- Written request -
Check every line of the data below for the string "Total", and copy the ones that hold it.

- Data in this exercise -
---*---

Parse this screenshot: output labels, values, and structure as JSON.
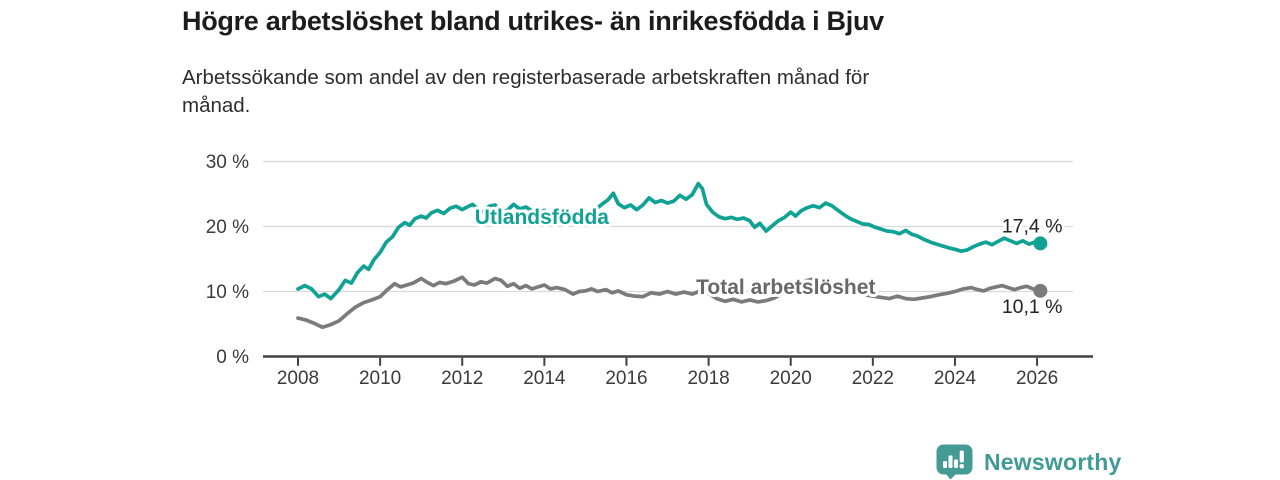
{
  "header": {
    "title": "Högre arbetslöshet bland utrikes- än inrikesfödda i Bjuv",
    "subtitle": "Arbetssökande som andel av den registerbaserade arbetskraften månad för månad."
  },
  "branding": {
    "name": "Newsworthy",
    "color": "#3f9b94"
  },
  "chart_data": {
    "type": "line",
    "title": "Högre arbetslöshet bland utrikes- än inrikesfödda i Bjuv",
    "subtitle": "Arbetssökande som andel av den registerbaserade arbetskraften månad för månad.",
    "unit": "%",
    "grid": "horizontal",
    "legend_position": "inline-labels",
    "x_axis": {
      "ticks": [
        2008,
        2010,
        2012,
        2014,
        2016,
        2018,
        2020,
        2022,
        2024,
        2026
      ],
      "range": [
        2007.15,
        2026.9
      ]
    },
    "y_axis": {
      "ticks": [
        {
          "value": 0,
          "label": "0 %"
        },
        {
          "value": 10,
          "label": "10 %"
        },
        {
          "value": 20,
          "label": "20 %"
        },
        {
          "value": 30,
          "label": "30 %"
        }
      ],
      "range": [
        0,
        32
      ]
    },
    "colors": {
      "gridline": "#d8d8d8",
      "axis": "#414141",
      "tick_text": "#3b3b3b",
      "value_text": "#222222"
    },
    "series": [
      {
        "name": "Utlandsfödda",
        "color": "#11a296",
        "end_value": 17.4,
        "inline_label": {
          "text": "Utlandsfödda",
          "year": 2013.94,
          "value": 20.4,
          "anchor": "middle"
        },
        "value_label": {
          "text": "17,4 %",
          "year": 2026.62,
          "value": 19.05,
          "anchor": "end"
        },
        "points": [
          [
            2008.0,
            10.4
          ],
          [
            2008.17,
            10.9
          ],
          [
            2008.33,
            10.4
          ],
          [
            2008.5,
            9.2
          ],
          [
            2008.65,
            9.6
          ],
          [
            2008.8,
            8.9
          ],
          [
            2009.0,
            10.3
          ],
          [
            2009.15,
            11.7
          ],
          [
            2009.3,
            11.3
          ],
          [
            2009.45,
            12.9
          ],
          [
            2009.6,
            13.9
          ],
          [
            2009.72,
            13.4
          ],
          [
            2009.85,
            14.9
          ],
          [
            2010.0,
            16.0
          ],
          [
            2010.15,
            17.6
          ],
          [
            2010.3,
            18.4
          ],
          [
            2010.45,
            19.9
          ],
          [
            2010.6,
            20.6
          ],
          [
            2010.72,
            20.2
          ],
          [
            2010.85,
            21.2
          ],
          [
            2011.0,
            21.6
          ],
          [
            2011.12,
            21.3
          ],
          [
            2011.25,
            22.1
          ],
          [
            2011.4,
            22.5
          ],
          [
            2011.55,
            22.0
          ],
          [
            2011.7,
            22.8
          ],
          [
            2011.85,
            23.1
          ],
          [
            2012.0,
            22.6
          ],
          [
            2012.12,
            23.0
          ],
          [
            2012.25,
            23.4
          ],
          [
            2012.4,
            22.6
          ],
          [
            2012.52,
            22.2
          ],
          [
            2012.65,
            23.1
          ],
          [
            2012.8,
            23.3
          ],
          [
            2012.95,
            22.0
          ],
          [
            2013.1,
            22.5
          ],
          [
            2013.25,
            23.4
          ],
          [
            2013.4,
            22.7
          ],
          [
            2013.55,
            23.0
          ],
          [
            2013.7,
            22.4
          ],
          [
            2013.85,
            22.1
          ],
          [
            2014.0,
            22.5
          ],
          [
            2014.2,
            21.8
          ],
          [
            2014.4,
            21.6
          ],
          [
            2014.6,
            22.1
          ],
          [
            2014.8,
            21.8
          ],
          [
            2015.0,
            22.1
          ],
          [
            2015.2,
            22.4
          ],
          [
            2015.4,
            23.4
          ],
          [
            2015.55,
            24.1
          ],
          [
            2015.68,
            25.1
          ],
          [
            2015.8,
            23.5
          ],
          [
            2015.95,
            22.9
          ],
          [
            2016.1,
            23.3
          ],
          [
            2016.25,
            22.6
          ],
          [
            2016.4,
            23.3
          ],
          [
            2016.55,
            24.4
          ],
          [
            2016.7,
            23.7
          ],
          [
            2016.85,
            24.0
          ],
          [
            2017.0,
            23.6
          ],
          [
            2017.15,
            23.9
          ],
          [
            2017.3,
            24.8
          ],
          [
            2017.45,
            24.2
          ],
          [
            2017.6,
            24.9
          ],
          [
            2017.75,
            26.6
          ],
          [
            2017.85,
            25.8
          ],
          [
            2017.95,
            23.4
          ],
          [
            2018.1,
            22.2
          ],
          [
            2018.25,
            21.5
          ],
          [
            2018.4,
            21.2
          ],
          [
            2018.55,
            21.4
          ],
          [
            2018.7,
            21.1
          ],
          [
            2018.85,
            21.3
          ],
          [
            2019.0,
            20.9
          ],
          [
            2019.12,
            19.9
          ],
          [
            2019.25,
            20.5
          ],
          [
            2019.4,
            19.3
          ],
          [
            2019.55,
            20.1
          ],
          [
            2019.7,
            20.9
          ],
          [
            2019.85,
            21.4
          ],
          [
            2020.0,
            22.2
          ],
          [
            2020.12,
            21.6
          ],
          [
            2020.25,
            22.4
          ],
          [
            2020.4,
            22.9
          ],
          [
            2020.55,
            23.2
          ],
          [
            2020.7,
            22.9
          ],
          [
            2020.85,
            23.6
          ],
          [
            2021.0,
            23.2
          ],
          [
            2021.15,
            22.5
          ],
          [
            2021.3,
            21.8
          ],
          [
            2021.45,
            21.2
          ],
          [
            2021.6,
            20.8
          ],
          [
            2021.75,
            20.4
          ],
          [
            2021.9,
            20.3
          ],
          [
            2022.05,
            19.9
          ],
          [
            2022.2,
            19.6
          ],
          [
            2022.35,
            19.3
          ],
          [
            2022.5,
            19.2
          ],
          [
            2022.65,
            18.9
          ],
          [
            2022.8,
            19.4
          ],
          [
            2022.95,
            18.8
          ],
          [
            2023.1,
            18.5
          ],
          [
            2023.25,
            18.0
          ],
          [
            2023.4,
            17.6
          ],
          [
            2023.55,
            17.3
          ],
          [
            2023.7,
            17.0
          ],
          [
            2023.85,
            16.7
          ],
          [
            2024.0,
            16.5
          ],
          [
            2024.15,
            16.2
          ],
          [
            2024.3,
            16.4
          ],
          [
            2024.45,
            16.9
          ],
          [
            2024.6,
            17.3
          ],
          [
            2024.75,
            17.6
          ],
          [
            2024.9,
            17.2
          ],
          [
            2025.05,
            17.7
          ],
          [
            2025.2,
            18.2
          ],
          [
            2025.35,
            17.8
          ],
          [
            2025.5,
            17.4
          ],
          [
            2025.65,
            17.8
          ],
          [
            2025.8,
            17.3
          ],
          [
            2025.95,
            17.6
          ],
          [
            2026.08,
            17.4
          ]
        ]
      },
      {
        "name": "Total arbetslöshet",
        "color": "#7b7b7f",
        "end_value": 10.1,
        "inline_label": {
          "text": "Total arbetslöshet",
          "year": 2019.88,
          "value": 9.6,
          "anchor": "middle",
          "color": "#67676c"
        },
        "value_label": {
          "text": "10,1 %",
          "year": 2026.62,
          "value": 6.7,
          "anchor": "end"
        },
        "points": [
          [
            2008.0,
            5.9
          ],
          [
            2008.2,
            5.6
          ],
          [
            2008.4,
            5.1
          ],
          [
            2008.6,
            4.5
          ],
          [
            2008.8,
            4.9
          ],
          [
            2009.0,
            5.5
          ],
          [
            2009.2,
            6.6
          ],
          [
            2009.4,
            7.6
          ],
          [
            2009.6,
            8.3
          ],
          [
            2009.8,
            8.7
          ],
          [
            2010.0,
            9.2
          ],
          [
            2010.2,
            10.4
          ],
          [
            2010.35,
            11.2
          ],
          [
            2010.5,
            10.7
          ],
          [
            2010.65,
            11.0
          ],
          [
            2010.8,
            11.3
          ],
          [
            2011.0,
            12.0
          ],
          [
            2011.15,
            11.4
          ],
          [
            2011.3,
            10.9
          ],
          [
            2011.45,
            11.4
          ],
          [
            2011.6,
            11.2
          ],
          [
            2011.8,
            11.6
          ],
          [
            2012.0,
            12.2
          ],
          [
            2012.15,
            11.2
          ],
          [
            2012.3,
            11.0
          ],
          [
            2012.45,
            11.5
          ],
          [
            2012.6,
            11.3
          ],
          [
            2012.8,
            12.0
          ],
          [
            2012.95,
            11.7
          ],
          [
            2013.1,
            10.8
          ],
          [
            2013.25,
            11.2
          ],
          [
            2013.4,
            10.5
          ],
          [
            2013.55,
            10.9
          ],
          [
            2013.7,
            10.4
          ],
          [
            2013.85,
            10.7
          ],
          [
            2014.0,
            11.0
          ],
          [
            2014.15,
            10.4
          ],
          [
            2014.3,
            10.6
          ],
          [
            2014.5,
            10.3
          ],
          [
            2014.7,
            9.6
          ],
          [
            2014.85,
            10.0
          ],
          [
            2015.0,
            10.1
          ],
          [
            2015.15,
            10.4
          ],
          [
            2015.3,
            10.0
          ],
          [
            2015.5,
            10.3
          ],
          [
            2015.65,
            9.8
          ],
          [
            2015.8,
            10.1
          ],
          [
            2016.0,
            9.5
          ],
          [
            2016.2,
            9.3
          ],
          [
            2016.4,
            9.2
          ],
          [
            2016.6,
            9.8
          ],
          [
            2016.8,
            9.6
          ],
          [
            2017.0,
            10.0
          ],
          [
            2017.2,
            9.6
          ],
          [
            2017.4,
            9.9
          ],
          [
            2017.6,
            9.6
          ],
          [
            2017.8,
            10.1
          ],
          [
            2018.0,
            9.7
          ],
          [
            2018.2,
            8.9
          ],
          [
            2018.4,
            8.5
          ],
          [
            2018.6,
            8.8
          ],
          [
            2018.8,
            8.4
          ],
          [
            2019.0,
            8.7
          ],
          [
            2019.2,
            8.4
          ],
          [
            2019.4,
            8.6
          ],
          [
            2019.6,
            9.0
          ],
          [
            2019.8,
            9.7
          ],
          [
            2020.0,
            10.3
          ],
          [
            2020.2,
            11.0
          ],
          [
            2020.4,
            11.7
          ],
          [
            2020.6,
            12.0
          ],
          [
            2020.8,
            11.8
          ],
          [
            2021.0,
            11.3
          ],
          [
            2021.2,
            10.7
          ],
          [
            2021.4,
            10.3
          ],
          [
            2021.6,
            9.9
          ],
          [
            2021.8,
            9.5
          ],
          [
            2022.0,
            9.3
          ],
          [
            2022.2,
            9.1
          ],
          [
            2022.4,
            8.9
          ],
          [
            2022.6,
            9.3
          ],
          [
            2022.8,
            8.9
          ],
          [
            2023.0,
            8.8
          ],
          [
            2023.2,
            9.0
          ],
          [
            2023.4,
            9.2
          ],
          [
            2023.6,
            9.5
          ],
          [
            2023.8,
            9.7
          ],
          [
            2024.0,
            10.0
          ],
          [
            2024.2,
            10.4
          ],
          [
            2024.4,
            10.6
          ],
          [
            2024.55,
            10.3
          ],
          [
            2024.7,
            10.1
          ],
          [
            2024.85,
            10.5
          ],
          [
            2025.0,
            10.7
          ],
          [
            2025.15,
            10.9
          ],
          [
            2025.3,
            10.6
          ],
          [
            2025.45,
            10.3
          ],
          [
            2025.6,
            10.6
          ],
          [
            2025.75,
            10.8
          ],
          [
            2025.9,
            10.4
          ],
          [
            2026.08,
            10.1
          ]
        ]
      }
    ]
  }
}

---*---

- Completed task -
        "name": "Total arbetslöshet",
          "text": "Total arbetslöshet",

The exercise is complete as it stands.